• Raw data
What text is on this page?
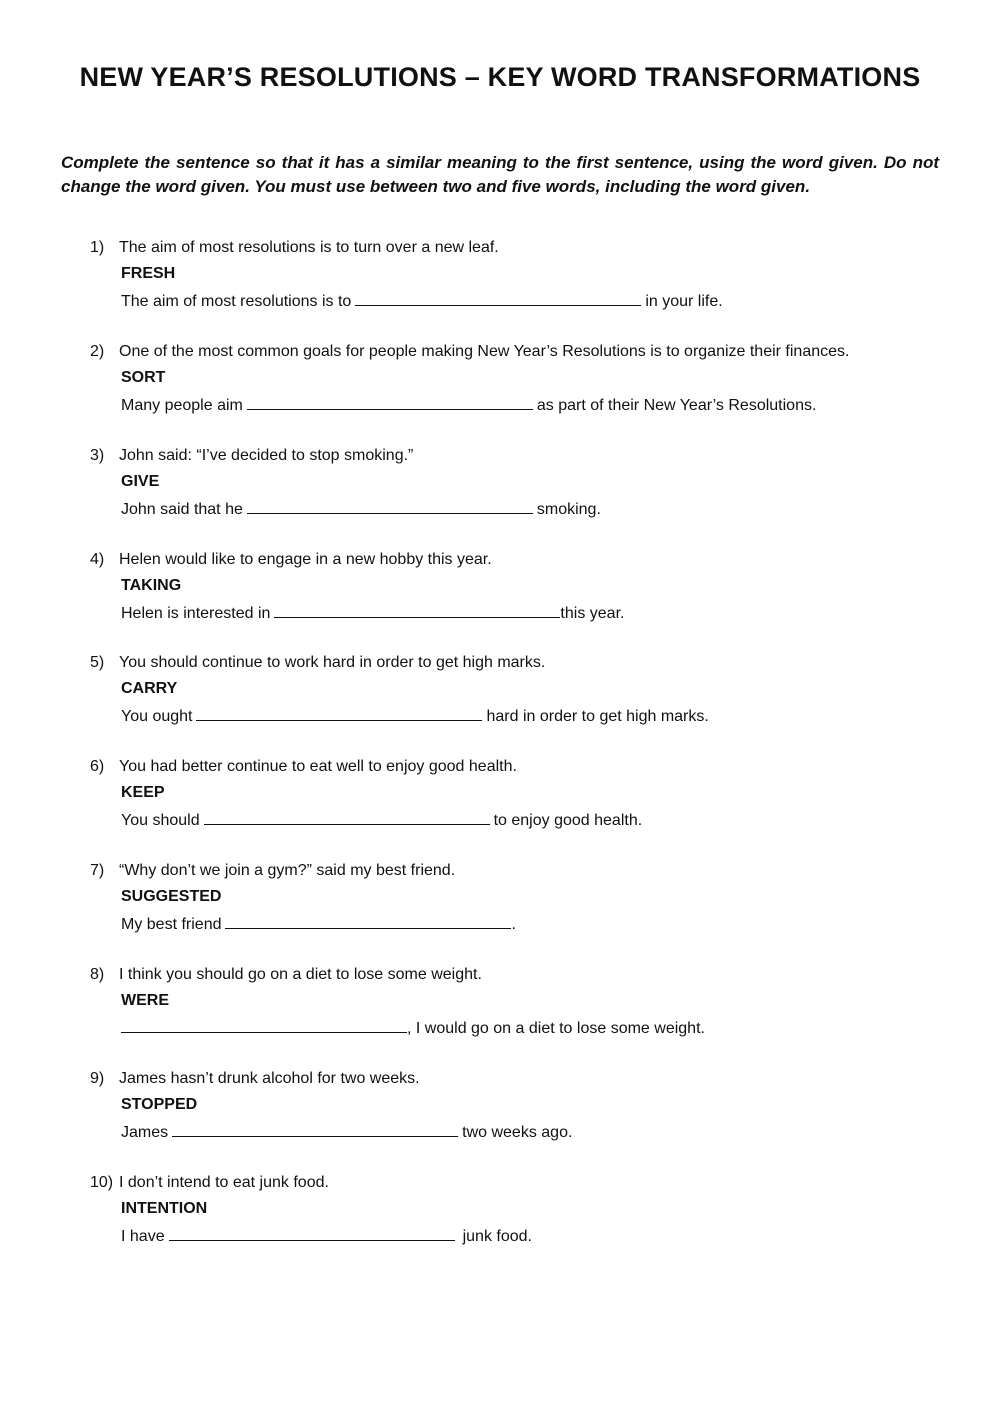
NEW YEAR’S RESOLUTIONS – KEY WORD TRANSFORMATIONS

Complete the sentence so that it has a similar meaning to the first sentence, using the word given. Do not change the word given. You must use between two and five words, including the word given.

1) The aim of most resolutions is to turn over a new leaf.
FRESH
The aim of most resolutions is to	in your life.
2) One of the most common goals for people making New Year’s Resolutions is to organize their finances.
SORT
Many people aim	as part of their New Year’s Resolutions.
3) John said: “I’ve decided to stop smoking.”
GIVE
John said that he	smoking.
4) Helen would like to engage in a new hobby this year.
TAKING
Helen is interested in	this year.
5) You should continue to work hard in order to get high marks.
CARRY
You ought	hard in order to get high marks.
6) You had better continue to eat well to enjoy good health.
KEEP
You should	to enjoy good health.
7) “Why don’t we join a gym?” said my best friend.
SUGGESTED
My best friend	.
8) I think you should go on a diet to lose some weight.
WERE
, I would go on a diet to lose some weight.
9) James hasn’t drunk alcohol for two weeks.
STOPPED
James	two weeks ago.
10) I don’t intend to eat junk food.
INTENTION
I have	junk food.
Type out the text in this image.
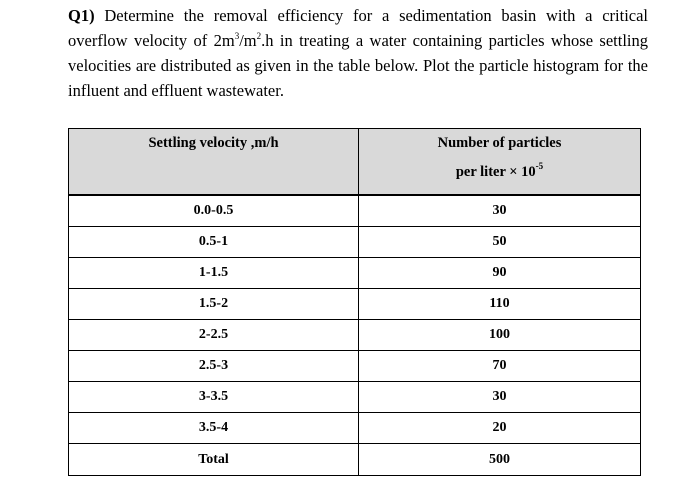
Q1) Determine the removal efficiency for a sedimentation basin with a critical overflow velocity of $2m^3/m^2.h$ in treating a water containing particles whose settling velocities are distributed as given in the table below. Plot the particle histogram for the influent and effluent wastewater.

Settling velocity ,m/h	Number of particles
per liter × $10^{-5}$

0.0-0.5	30
0.5-1	50
1-1.5	90
1.5-2	110
2-2.5	100
2.5-3	70
3-3.5	30
3.5-4	20
Total	500
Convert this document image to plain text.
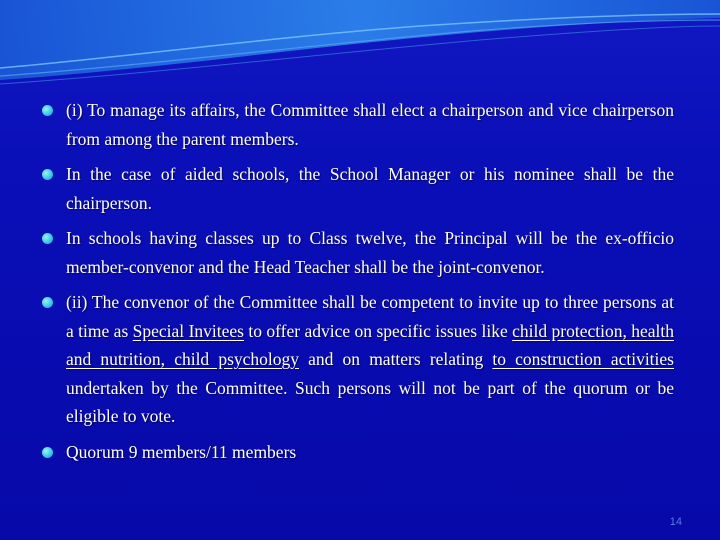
(i) To manage its affairs, the Committee shall elect a chairperson and vice chairperson from among the parent members.
In the case of aided schools, the School Manager or his nominee shall be the chairperson.
In schools having classes up to Class twelve, the Principal will be the ex-officio member-convenor and the Head Teacher shall be the joint-convenor.
(ii) The convenor of the Committee shall be competent to invite up to three persons at a time as Special Invitees to offer advice on specific issues like child protection, health and nutrition, child psychology and on matters relating to construction activities undertaken by the Committee. Such persons will not be part of the quorum or be eligible to vote.
Quorum 9 members/11 members
14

• Instruction
Replicate the material above verbatim; images stay out of the copy.

• Output for this task
What text is on this page?
NEW YEAR’S RESOLUTIONS – KEY WORD TRANSFORMATIONS

Complete the sentence so that it has a similar meaning to the first sentence, using the word given. Do not change the word given. You must use between two and five words, including the word given.

1) The aim of most resolutions is to turn over a new leaf.
FRESH
The aim of most resolutions is to	in your life.
2) One of the most common goals for people making New Year’s Resolutions is to organize their finances.
SORT
Many people aim	as part of their New Year’s Resolutions.
3) John said: “I’ve decided to stop smoking.”
GIVE
John said that he	smoking.
4) Helen would like to engage in a new hobby this year.
TAKING
Helen is interested in	this year.
5) You should continue to work hard in order to get high marks.
CARRY
You ought	hard in order to get high marks.
6) You had better continue to eat well to enjoy good health.
KEEP
You should	to enjoy good health.
7) “Why don’t we join a gym?” said my best friend.
SUGGESTED
My best friend	.
8) I think you should go on a diet to lose some weight.
WERE
, I would go on a diet to lose some weight.
9) James hasn’t drunk alcohol for two weeks.
STOPPED
James	two weeks ago.
10) I don’t intend to eat junk food.
INTENTION
I have	junk food.
Type out the text in this image.
Q1) Determine the removal efficiency for a sedimentation basin with a critical overflow velocity of $2m^3/m^2.h$ in treating a water containing particles whose settling velocities are distributed as given in the table below. Plot the particle histogram for the influent and effluent wastewater.

Settling velocity ,m/h	Number of particles
per liter × $10^{-5}$

0.0-0.5	30
0.5-1	50
1-1.5	90
1.5-2	110
2-2.5	100
2.5-3	70
3-3.5	30
3.5-4	20
Total	500
Convert this document image to plain text.
(i) To manage its affairs, the Committee shall elect a chairperson and vice chairperson from among the parent members.
In the case of aided schools, the School Manager or his nominee shall be the chairperson.
In schools having classes up to Class twelve, the Principal will be the ex-officio member-convenor and the Head Teacher shall be the joint-convenor.
(ii) The convenor of the Committee shall be competent to invite up to three persons at a time as Special Invitees to offer advice on specific issues like child protection, health and nutrition, child psychology and on matters relating to construction activities undertaken by the Committee. Such persons will not be part of the quorum or be eligible to vote.
Quorum 9 members/11 members
14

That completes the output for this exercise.